(Data entries for graphics)
▼▼▼

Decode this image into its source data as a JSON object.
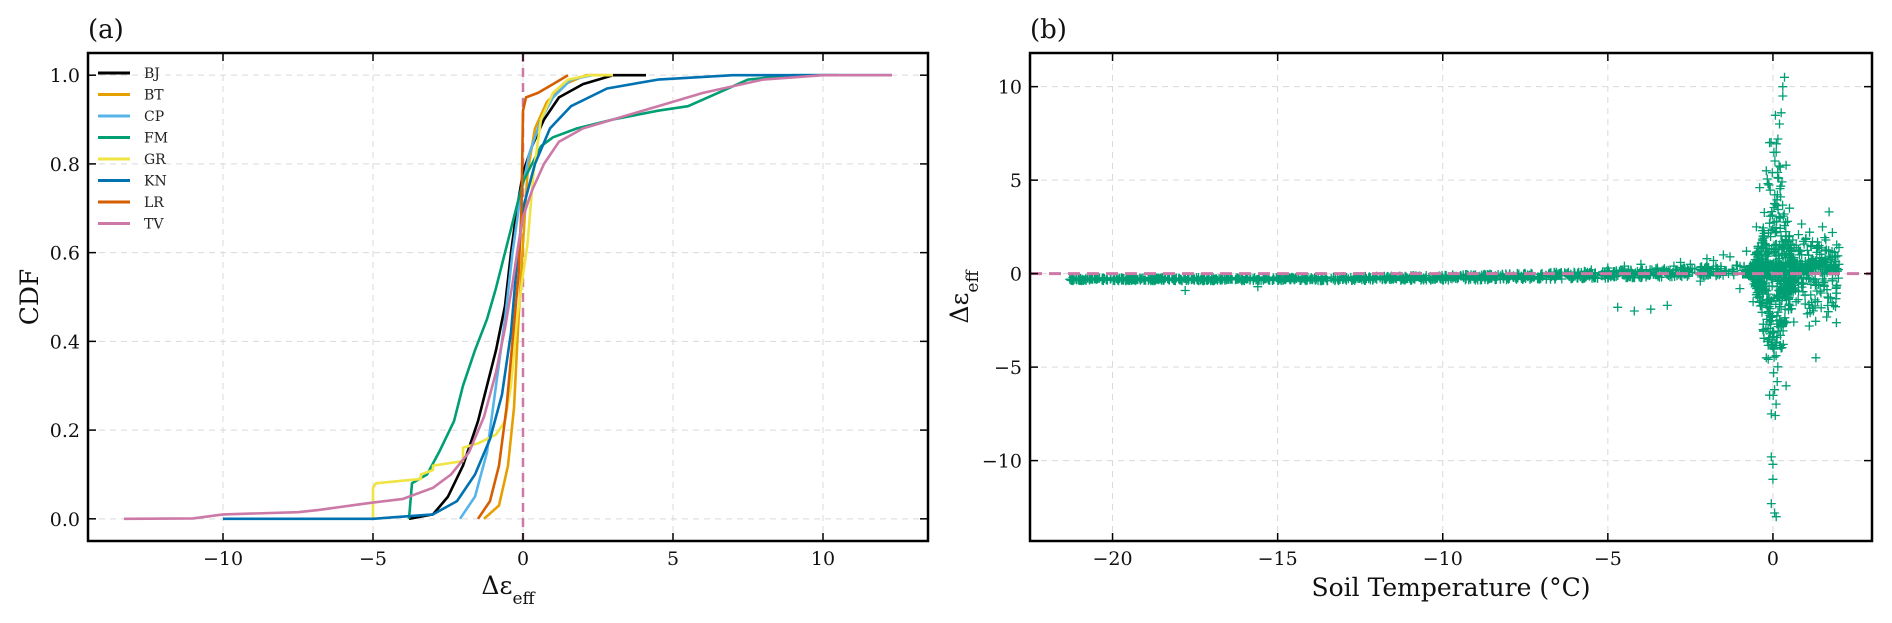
{
  "chart_data": [
    {
      "panel_label": "(a)",
      "type": "line",
      "ylabel": "CDF",
      "xlabel": "Δε",
      "xlabel_sub": "eff",
      "xlim": [
        -14.5,
        13.5
      ],
      "ylim": [
        -0.05,
        1.05
      ],
      "xticks": [
        -10,
        -5,
        0,
        5,
        10
      ],
      "xtick_labels": [
        "−10",
        "−5",
        "0",
        "5",
        "10"
      ],
      "yticks": [
        0.0,
        0.2,
        0.4,
        0.6,
        0.8,
        1.0
      ],
      "ytick_labels": [
        "0.0",
        "0.2",
        "0.4",
        "0.6",
        "0.8",
        "1.0"
      ],
      "grid": true,
      "legend_position": "upper-left",
      "reference_line": {
        "x": 0,
        "color": "#cc79a7",
        "style": "dashed"
      },
      "series": [
        {
          "name": "BJ",
          "color": "#000000",
          "points": [
            [
              -3.8,
              0.0
            ],
            [
              -3.0,
              0.01
            ],
            [
              -2.5,
              0.05
            ],
            [
              -2.0,
              0.12
            ],
            [
              -1.5,
              0.22
            ],
            [
              -1.2,
              0.3
            ],
            [
              -0.9,
              0.38
            ],
            [
              -0.6,
              0.48
            ],
            [
              -0.4,
              0.6
            ],
            [
              -0.2,
              0.7
            ],
            [
              0.0,
              0.78
            ],
            [
              0.3,
              0.84
            ],
            [
              0.7,
              0.9
            ],
            [
              1.2,
              0.95
            ],
            [
              2.0,
              0.98
            ],
            [
              3.0,
              1.0
            ],
            [
              4.1,
              1.0
            ]
          ]
        },
        {
          "name": "BT",
          "color": "#e69f00",
          "points": [
            [
              -1.3,
              0.0
            ],
            [
              -0.8,
              0.03
            ],
            [
              -0.5,
              0.12
            ],
            [
              -0.3,
              0.25
            ],
            [
              -0.15,
              0.45
            ],
            [
              0.0,
              0.62
            ],
            [
              0.15,
              0.78
            ],
            [
              0.4,
              0.88
            ],
            [
              0.8,
              0.94
            ],
            [
              1.4,
              0.98
            ],
            [
              2.1,
              1.0
            ],
            [
              2.8,
              1.0
            ]
          ]
        },
        {
          "name": "CP",
          "color": "#56b4e9",
          "points": [
            [
              -2.1,
              0.0
            ],
            [
              -1.6,
              0.05
            ],
            [
              -1.2,
              0.15
            ],
            [
              -0.9,
              0.3
            ],
            [
              -0.6,
              0.45
            ],
            [
              -0.35,
              0.6
            ],
            [
              -0.1,
              0.72
            ],
            [
              0.2,
              0.82
            ],
            [
              0.6,
              0.9
            ],
            [
              1.0,
              0.95
            ],
            [
              1.6,
              0.99
            ],
            [
              2.3,
              1.0
            ]
          ]
        },
        {
          "name": "FM",
          "color": "#009e73",
          "points": [
            [
              -3.8,
              0.0
            ],
            [
              -3.7,
              0.08
            ],
            [
              -3.2,
              0.1
            ],
            [
              -2.8,
              0.15
            ],
            [
              -2.3,
              0.22
            ],
            [
              -2.0,
              0.3
            ],
            [
              -1.6,
              0.38
            ],
            [
              -1.2,
              0.45
            ],
            [
              -0.9,
              0.52
            ],
            [
              -0.6,
              0.6
            ],
            [
              -0.3,
              0.68
            ],
            [
              0.0,
              0.76
            ],
            [
              0.3,
              0.8
            ],
            [
              0.6,
              0.84
            ],
            [
              1.0,
              0.86
            ],
            [
              1.8,
              0.88
            ],
            [
              3.0,
              0.9
            ],
            [
              4.5,
              0.92
            ],
            [
              5.5,
              0.93
            ],
            [
              6.5,
              0.96
            ],
            [
              7.5,
              0.99
            ],
            [
              9.0,
              1.0
            ],
            [
              10.5,
              1.0
            ]
          ]
        },
        {
          "name": "GR",
          "color": "#f0e442",
          "points": [
            [
              -5.0,
              0.0
            ],
            [
              -5.0,
              0.07
            ],
            [
              -4.9,
              0.08
            ],
            [
              -3.4,
              0.09
            ],
            [
              -3.4,
              0.1
            ],
            [
              -3.0,
              0.11
            ],
            [
              -3.0,
              0.12
            ],
            [
              -2.0,
              0.13
            ],
            [
              -2.0,
              0.16
            ],
            [
              -1.5,
              0.17
            ],
            [
              -0.9,
              0.19
            ],
            [
              -0.6,
              0.22
            ],
            [
              -0.4,
              0.3
            ],
            [
              -0.2,
              0.45
            ],
            [
              0.0,
              0.55
            ],
            [
              0.15,
              0.62
            ],
            [
              0.35,
              0.78
            ],
            [
              0.6,
              0.9
            ],
            [
              1.0,
              0.96
            ],
            [
              1.5,
              0.99
            ],
            [
              2.2,
              1.0
            ],
            [
              3.0,
              1.0
            ]
          ]
        },
        {
          "name": "KN",
          "color": "#0072b2",
          "points": [
            [
              -10.0,
              0.0
            ],
            [
              -5.0,
              0.0
            ],
            [
              -3.0,
              0.01
            ],
            [
              -2.2,
              0.04
            ],
            [
              -1.6,
              0.1
            ],
            [
              -1.1,
              0.18
            ],
            [
              -0.7,
              0.28
            ],
            [
              -0.4,
              0.42
            ],
            [
              -0.2,
              0.58
            ],
            [
              0.0,
              0.7
            ],
            [
              0.4,
              0.8
            ],
            [
              0.9,
              0.88
            ],
            [
              1.6,
              0.93
            ],
            [
              2.8,
              0.97
            ],
            [
              4.5,
              0.99
            ],
            [
              7.0,
              1.0
            ],
            [
              12.3,
              1.0
            ]
          ]
        },
        {
          "name": "LR",
          "color": "#d55e00",
          "points": [
            [
              -1.5,
              0.0
            ],
            [
              -1.1,
              0.04
            ],
            [
              -0.8,
              0.12
            ],
            [
              -0.55,
              0.25
            ],
            [
              -0.35,
              0.4
            ],
            [
              -0.15,
              0.55
            ],
            [
              -0.05,
              0.7
            ],
            [
              0.0,
              0.92
            ],
            [
              0.1,
              0.95
            ],
            [
              0.5,
              0.96
            ],
            [
              1.0,
              0.98
            ],
            [
              1.5,
              1.0
            ]
          ]
        },
        {
          "name": "TV",
          "color": "#cc79a7",
          "points": [
            [
              -13.3,
              0.0
            ],
            [
              -11.0,
              0.001
            ],
            [
              -10.0,
              0.01
            ],
            [
              -7.5,
              0.015
            ],
            [
              -6.8,
              0.02
            ],
            [
              -5.2,
              0.035
            ],
            [
              -4.0,
              0.045
            ],
            [
              -3.0,
              0.07
            ],
            [
              -2.4,
              0.1
            ],
            [
              -1.8,
              0.15
            ],
            [
              -1.3,
              0.23
            ],
            [
              -0.9,
              0.33
            ],
            [
              -0.6,
              0.43
            ],
            [
              -0.35,
              0.53
            ],
            [
              -0.15,
              0.62
            ],
            [
              0.0,
              0.68
            ],
            [
              0.3,
              0.74
            ],
            [
              0.7,
              0.8
            ],
            [
              1.2,
              0.85
            ],
            [
              2.0,
              0.88
            ],
            [
              3.0,
              0.9
            ],
            [
              4.5,
              0.93
            ],
            [
              6.0,
              0.96
            ],
            [
              8.0,
              0.99
            ],
            [
              10.0,
              1.0
            ],
            [
              12.3,
              1.0
            ]
          ]
        }
      ]
    },
    {
      "panel_label": "(b)",
      "type": "scatter",
      "ylabel": "Δε",
      "ylabel_sub": "eff",
      "xlabel": "Soil Temperature (°C)",
      "xlim": [
        -22.5,
        3.0
      ],
      "ylim": [
        -14.3,
        11.8
      ],
      "xticks": [
        -20,
        -15,
        -10,
        -5,
        0
      ],
      "xtick_labels": [
        "−20",
        "−15",
        "−10",
        "−5",
        "0"
      ],
      "yticks": [
        -10,
        -5,
        0,
        5,
        10
      ],
      "ytick_labels": [
        "−10",
        "−5",
        "0",
        "5",
        "10"
      ],
      "grid": true,
      "marker": "+",
      "color": "#009e73",
      "reference_line": {
        "y": 0,
        "color": "#cc79a7",
        "style": "dashed"
      },
      "points": [
        [
          -21.2,
          -0.2
        ],
        [
          -20.5,
          -0.3
        ],
        [
          -19.8,
          -0.25
        ],
        [
          -19.0,
          -0.35
        ],
        [
          -18.5,
          -0.2
        ],
        [
          -17.8,
          -0.9
        ],
        [
          -17.0,
          -0.3
        ],
        [
          -16.2,
          -0.25
        ],
        [
          -15.6,
          -0.7
        ],
        [
          -15.0,
          -0.25
        ],
        [
          -14.0,
          -0.3
        ],
        [
          -13.0,
          -0.2
        ],
        [
          -12.0,
          -0.3
        ],
        [
          -11.0,
          -0.25
        ],
        [
          -10.0,
          -0.2
        ],
        [
          -9.0,
          -0.2
        ],
        [
          -8.0,
          -0.15
        ],
        [
          -7.0,
          -0.1
        ],
        [
          -6.0,
          0.0
        ],
        [
          -5.5,
          0.2
        ],
        [
          -5.0,
          0.3
        ],
        [
          -4.5,
          0.4
        ],
        [
          -4.0,
          0.5
        ],
        [
          -3.5,
          0.3
        ],
        [
          -3.0,
          0.4
        ],
        [
          -2.5,
          0.5
        ],
        [
          -2.0,
          0.8
        ],
        [
          -1.5,
          1.0
        ],
        [
          -4.7,
          -1.8
        ],
        [
          -4.2,
          -2.0
        ],
        [
          -3.7,
          -1.9
        ],
        [
          -3.2,
          -1.7
        ],
        [
          -1.0,
          -0.8
        ],
        [
          -0.8,
          1.2
        ],
        [
          -0.6,
          -1.5
        ],
        [
          -0.5,
          2.5
        ],
        [
          -0.4,
          4.6
        ],
        [
          -0.3,
          2.0
        ],
        [
          -0.3,
          -3.0
        ],
        [
          -0.2,
          -4.5
        ],
        [
          -0.2,
          5.5
        ],
        [
          -0.1,
          -6.5
        ],
        [
          -0.1,
          7.0
        ],
        [
          -0.05,
          -7.5
        ],
        [
          -0.05,
          -9.8
        ],
        [
          0.0,
          -10.2
        ],
        [
          0.0,
          -11.0
        ],
        [
          -0.05,
          -12.3
        ],
        [
          0.05,
          -12.8
        ],
        [
          0.1,
          -13.0
        ],
        [
          0.1,
          6.5
        ],
        [
          0.15,
          7.2
        ],
        [
          0.2,
          8.0
        ],
        [
          0.25,
          8.6
        ],
        [
          0.3,
          9.5
        ],
        [
          0.3,
          10.0
        ],
        [
          0.35,
          10.5
        ],
        [
          0.4,
          -6.0
        ],
        [
          0.4,
          5.8
        ],
        [
          0.5,
          3.5
        ],
        [
          0.6,
          1.8
        ],
        [
          0.7,
          -1.5
        ],
        [
          0.8,
          1.0
        ],
        [
          0.9,
          -0.5
        ],
        [
          1.0,
          0.5
        ],
        [
          1.1,
          -2.8
        ],
        [
          1.2,
          0.8
        ],
        [
          1.4,
          1.5
        ],
        [
          1.3,
          -4.5
        ],
        [
          1.5,
          2.5
        ],
        [
          1.6,
          1.8
        ],
        [
          1.7,
          3.3
        ],
        [
          1.8,
          2.2
        ],
        [
          1.9,
          0.9
        ],
        [
          2.0,
          1.4
        ],
        [
          2.0,
          0.5
        ],
        [
          -2.8,
          0.6
        ],
        [
          -1.8,
          0.7
        ],
        [
          -2.2,
          -0.4
        ],
        [
          -1.3,
          0.9
        ]
      ],
      "dense_band": {
        "points_per_series": 150,
        "main_band": {
          "x_range": [
            -21.3,
            2.0
          ],
          "y_base": [
            -0.3,
            0.45
          ],
          "y_spread_base": [
            0.08,
            0.35
          ]
        },
        "near_zero_spike": {
          "x_range": [
            -0.9,
            0.7
          ],
          "y_range": [
            -8.5,
            9.5
          ]
        },
        "warm_tail": {
          "x_range": [
            0.5,
            2.0
          ],
          "y_range": [
            -3.0,
            3.0
          ]
        }
      }
    }
  ]
}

▲▲▲

■ **REQUIRED TASK**
Check each line above for the string "color", then copy the ones that have it.

■ **RESPONSE TO THE EXERCISE**
        "color": "#cc79a7",
          "color": "#000000",
          "color": "#e69f00",
          "color": "#56b4e9",
          "color": "#009e73",
          "color": "#f0e442",
          "color": "#0072b2",
          "color": "#d55e00",
          "color": "#cc79a7",
      "color": "#009e73",
        "color": "#cc79a7",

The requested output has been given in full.